TEKS BACAAN —
○ ○ ○ ○ ○ ○ ○

Dalam hal ini pemasaran merupakan proses pertemuan antara individu dan kelompok
di mana masing-masing pihak ingin mendapatkan apa yang mereka butuhkan/inginkan
melalui tahap menciptakan, menawarkan, dan pertukaran.[2]
Definisi pemasaran
tersebut berdasarkan pada prinsip inti yang meliputi: kebutuhan (needs), produk (goods, services and idea), permintaan (demands), nilai, biaya, kepuasan, pertukaran, transaksi, hubungan,
dan jaringan, pasar, pemasar, serta prospek. Terdapat dua faktor yang
mempengaruhi cara dan keberhasilan perusahaan terhadap pemasarannya, yaitu; pertama, lingkungan eksternal sistem pemasaran.

○ ○ ○ ○ ○ ○ ○

DATA YANG DISEDIAKAN —
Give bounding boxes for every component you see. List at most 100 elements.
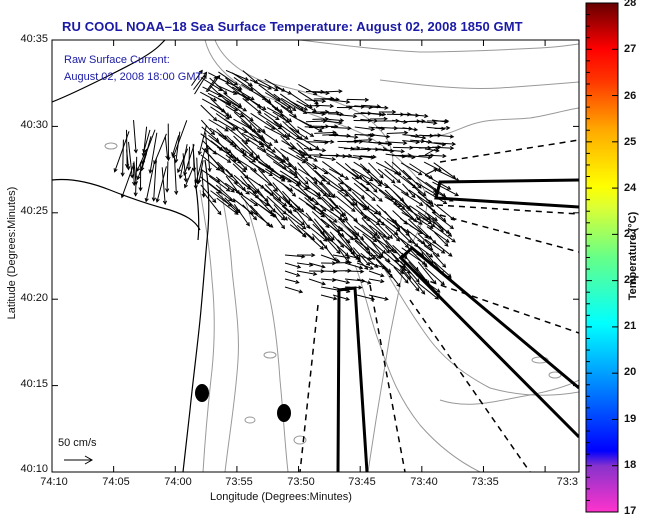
contour-line [354, 264, 481, 472]
current-vector [257, 128, 279, 143]
current-vector [353, 182, 376, 202]
colorbar-tick-label: 27 [624, 43, 637, 55]
current-vector [425, 190, 448, 205]
current-vector [417, 282, 440, 300]
colorbar-tick-label: 26 [624, 90, 637, 102]
current-vector [433, 203, 456, 221]
current-vector [368, 162, 384, 179]
current-vector [416, 139, 433, 144]
current-vector [417, 261, 437, 285]
current-vector [289, 100, 309, 111]
current-vector [225, 154, 247, 173]
current-vector [305, 232, 325, 250]
current-vector [232, 155, 248, 171]
current-vector [296, 270, 318, 276]
current-vector [402, 183, 416, 199]
current-vector [297, 126, 315, 137]
colorbar-title: Temperature (°C) [627, 211, 639, 301]
current-vector [199, 176, 222, 194]
current-vector [416, 253, 435, 266]
current-vector [281, 205, 305, 226]
current-vector [298, 149, 318, 162]
x-tick-label: 73:45 [348, 476, 376, 488]
x-tick-label: 74:05 [102, 476, 130, 488]
current-vector [304, 147, 327, 153]
current-vector [136, 148, 148, 172]
current-vector [151, 158, 157, 202]
current-vector [297, 162, 318, 185]
current-vector [173, 157, 179, 196]
scale-arrow-head [84, 455, 94, 465]
current-vector [369, 232, 390, 254]
current-vector [174, 131, 181, 164]
colorbar-tick-label: 17 [624, 505, 637, 517]
current-vector [410, 135, 427, 140]
buoy-marker-2[interactable] [277, 404, 291, 422]
current-vector [332, 294, 350, 301]
current-legend-line1: Raw Surface Current: [64, 54, 170, 66]
current-vector [320, 254, 341, 263]
colorbar-tick-label: 22 [624, 274, 637, 286]
coastline-bay [52, 178, 201, 231]
survey-box-east [434, 178, 579, 209]
current-vector [433, 141, 457, 147]
current-vector [424, 238, 446, 254]
current-vector [144, 162, 155, 203]
current-vector [233, 188, 259, 207]
current-vector [416, 120, 438, 126]
current-vector [194, 147, 206, 184]
current-vector [177, 148, 189, 174]
current-vector [284, 270, 301, 277]
current-vector [232, 86, 255, 101]
current-vector [202, 191, 222, 216]
current-vector [320, 231, 341, 255]
current-vector [297, 135, 320, 150]
current-vector [161, 167, 168, 206]
current-vector [368, 294, 389, 301]
current-vector [282, 183, 297, 197]
current-vector [186, 146, 192, 171]
current-vector [215, 176, 235, 193]
current-vector [249, 79, 273, 90]
current-vector [356, 262, 375, 270]
current-vector [280, 97, 308, 114]
current-vector [332, 286, 351, 294]
colorbar-tick-label: 28 [624, 0, 637, 9]
current-vector [360, 182, 383, 202]
current-vector [393, 266, 409, 284]
current-vector [200, 119, 216, 136]
current-vector [402, 127, 419, 132]
current-vector [113, 131, 130, 173]
current-vector [311, 211, 330, 229]
current-vector [182, 153, 188, 183]
current-vector [208, 147, 232, 163]
current-vector [319, 225, 335, 241]
x-tick-label: 73:50 [287, 476, 315, 488]
scale-arrow-label: 50 cm/s [58, 437, 97, 449]
current-vector [233, 125, 250, 143]
current-vector [329, 197, 347, 217]
current-vector [426, 280, 441, 297]
current-vector [385, 239, 403, 259]
contour-line [419, 107, 579, 137]
current-vector [258, 107, 280, 121]
current-vector [431, 211, 455, 230]
current-vector [432, 240, 453, 257]
current-vector [289, 135, 313, 151]
current-vector [361, 224, 381, 239]
current-vector [351, 176, 370, 192]
current-vector [208, 119, 229, 132]
current-vector [386, 130, 409, 135]
current-vector [424, 267, 445, 286]
current-vector [248, 160, 274, 177]
current-vector [234, 182, 250, 195]
colorbar [585, 2, 619, 513]
current-vector [368, 133, 391, 139]
current-vector [384, 210, 401, 230]
buoy-marker-1[interactable] [195, 384, 209, 402]
current-vector [384, 266, 401, 288]
current-vector [250, 209, 274, 228]
current-vector [193, 71, 208, 90]
current-vector [356, 278, 372, 285]
colorbar-ticks [586, 2, 618, 513]
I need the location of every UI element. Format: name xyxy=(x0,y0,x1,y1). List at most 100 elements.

○ ○ ○ ○ ○ ○ ○

KUMPULAN TUGAS —
(A) Tulis ulang baris-baris rekaman dari baris yang memuat "contour-line [354, 264, 481, 472]" sampai baris yang memuat "current-vector [298, 149, 318, 162]", dengan mengganti "colorbar-tick-label" menjadi "label-skala-warna" tanpa mengubah bagian lainnya.
(B) Lanjutkan teks bacaan tentang definisi pemasaran mulai dari kalimat terakhir yang tertera.

KUNCI JAWABAN —
(A)
contour-line [354, 264, 481, 472]
current-vector [257, 128, 279, 143]
current-vector [353, 182, 376, 202]
label-skala-warna: 27 [624, 43, 637, 55]
current-vector [425, 190, 448, 205]
current-vector [417, 282, 440, 300]
label-skala-warna: 26 [624, 90, 637, 102]
current-vector [433, 203, 456, 221]
current-vector [368, 162, 384, 179]
current-vector [416, 139, 433, 144]
current-vector [417, 261, 437, 285]
current-vector [289, 100, 309, 111]
current-vector [225, 154, 247, 173]
current-vector [305, 232, 325, 250]
current-vector [232, 155, 248, 171]
current-vector [296, 270, 318, 276]
current-vector [402, 183, 416, 199]
current-vector [297, 126, 315, 137]
colorbar-title: Temperature (°C) [627, 211, 639, 301]
current-vector [199, 176, 222, 194]
current-vector [416, 253, 435, 266]
current-vector [281, 205, 305, 226]
current-vector [298, 149, 318, 162]

(B)
Lingkungan ini tidak dapat dikendalikan perusahaan, misalnya kebebasan
masyarakat dalam menerima atau menolak produk perusahaan, politik dan peraturan
pemerintah, keadaan perekonomian, kependudukan serta munculnya pesaing; kedua, variabel internal sistem pemasaran. Variabel
ini dapat dikendalikan oleh perusahaan, terdiri atas dua kelompok, yaitu sumber
bukan pemasaran (kemampuan produksi, keuangan, dan personal) dan
komponen-komponen bauran pemasaran yang meliputi: produk, harga, promosi, dan
distribusi.[3]
b.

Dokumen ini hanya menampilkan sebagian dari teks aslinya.